Teks yang Disediakan:
• • •

Berjuang di Era Kepemimpinan Kaum Kuffar

Keadaan yang dihadapi ummat Islam dewasa ini sangat mirip dengan keadaan yang dihadapi Nabi shollallahu ’alaih wa sallam dan para sahabat ketika berjuang menegakkan Islam di Mekkah sebelum hijrah ke Madinah. Saat itu orang-orang beriman menjadi kaum minoritas yang tertindas dan dibatasi ruang geraknya. Kaum muslimin tidak memiliki bargaining position karena mereka masih lemah. Sedangkan yang memegang otoritas kepemimpinan ialah kaum musyrik kuffar Quraisy Mekkah. Meskipun Nabi shollallahu ’alaih wa sallam hadir di tengah kaum muslimin, namun Nabi shollallahu ’alaih wa sallam tidak memiliki otoritas formal sebagai pemimpin masyarakat umum.

Keadaan ummat Islam dewasa ini mirip dengan keadaan generasi awal (para sahabat Nabi shollallahu ’alaih wa sallam) sebelum hijrah dari Mekkah ke Madinah. Ummat Islam dewasa ini minoritas menghadapi mayoritas masyarakat dunia yang beragama di luar agama Allah Al-Islam. Jumlah seluruh penduduk dunia enam milyar lebih. Sedangkan jumlah ummat Islam hanya sekitar 1,6 milyar. Jelas ummat Islam minoritas dibandingkan mayoritas masyarakat dunia yang beragama di luar Islam alias kafir.

• • •

Bahan yang Disediakan:
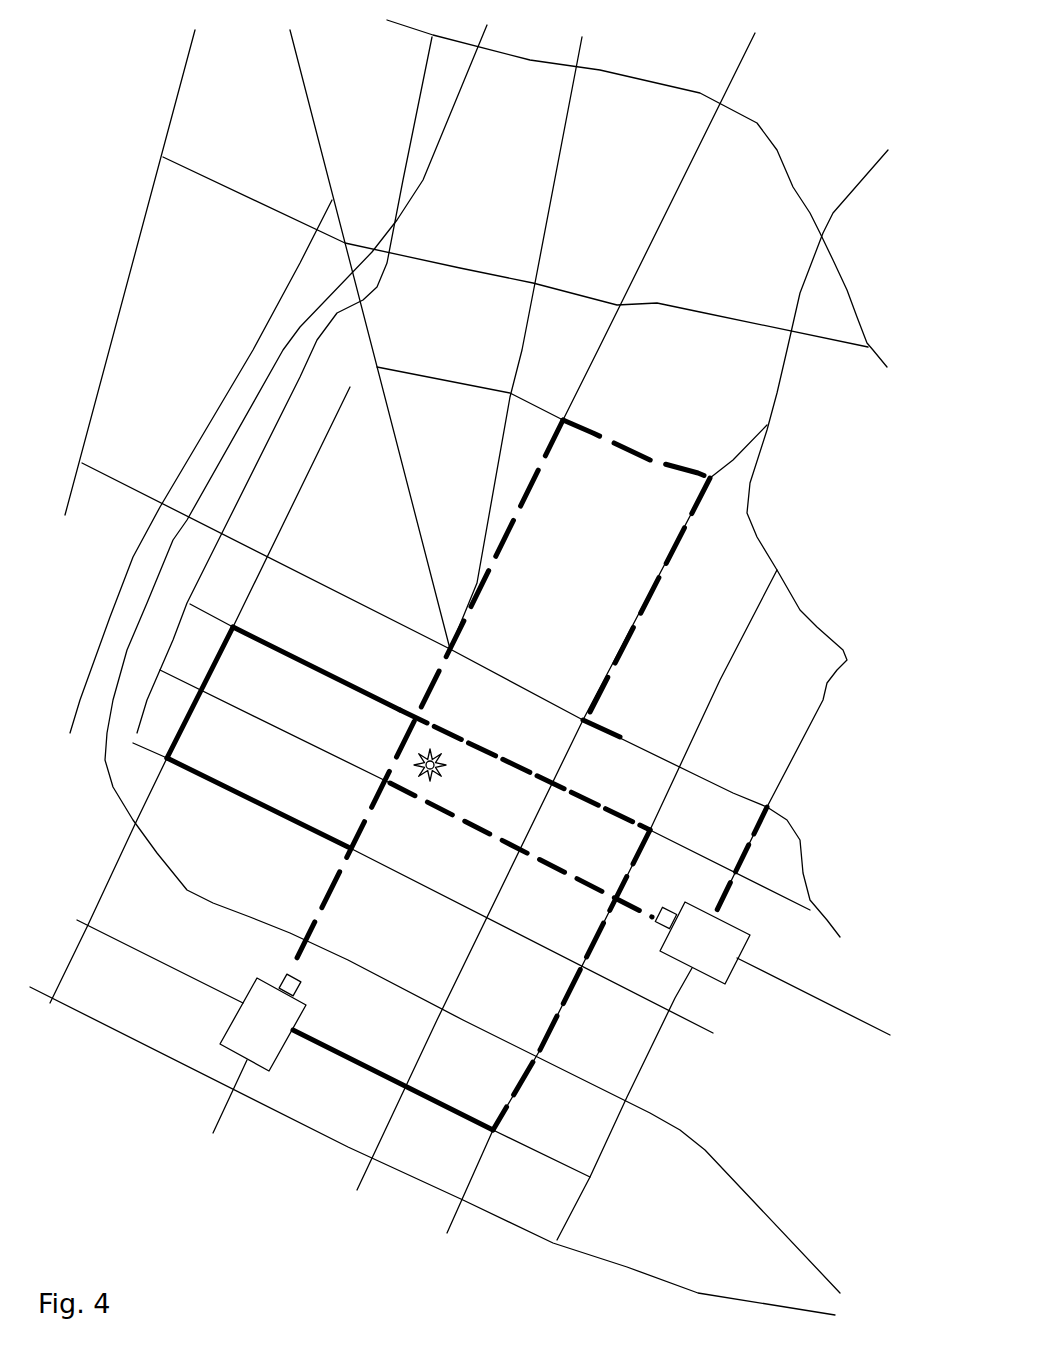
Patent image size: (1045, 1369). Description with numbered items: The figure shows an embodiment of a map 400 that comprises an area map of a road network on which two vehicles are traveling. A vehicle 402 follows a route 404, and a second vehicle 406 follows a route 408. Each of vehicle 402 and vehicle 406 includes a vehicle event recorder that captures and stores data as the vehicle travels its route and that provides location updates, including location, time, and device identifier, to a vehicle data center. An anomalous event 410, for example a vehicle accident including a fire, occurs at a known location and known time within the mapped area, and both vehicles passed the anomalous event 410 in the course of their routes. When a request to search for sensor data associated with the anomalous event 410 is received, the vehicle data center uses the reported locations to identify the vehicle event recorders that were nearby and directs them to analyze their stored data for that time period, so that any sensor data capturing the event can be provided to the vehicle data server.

• • •

Ketentuan Latihan:
Tuliskan kembali tanpa perubahan bagian teks tentang perjuangan di era kepemimpinan kaum kuffar, dari "Keadaan ummat Islam" sampai "Islam alias kafir.". Kerjakan hanya dengan berpegang pada teks tersebut.

Jawaban Lengkap:
Keadaan ummat Islam dewasa ini mirip dengan keadaan generasi awal (para sahabat Nabi shollallahu ’alaih wa sallam) sebelum hijrah dari Mekkah ke Madinah. Ummat Islam dewasa ini minoritas menghadapi mayoritas masyarakat dunia yang beragama di luar agama Allah Al-Islam. Jumlah seluruh penduduk dunia enam milyar lebih. Sedangkan jumlah ummat Islam hanya sekitar 1,6 milyar. Jelas ummat Islam minoritas dibandingkan mayoritas masyarakat dunia yang beragama di luar Islam alias kafir.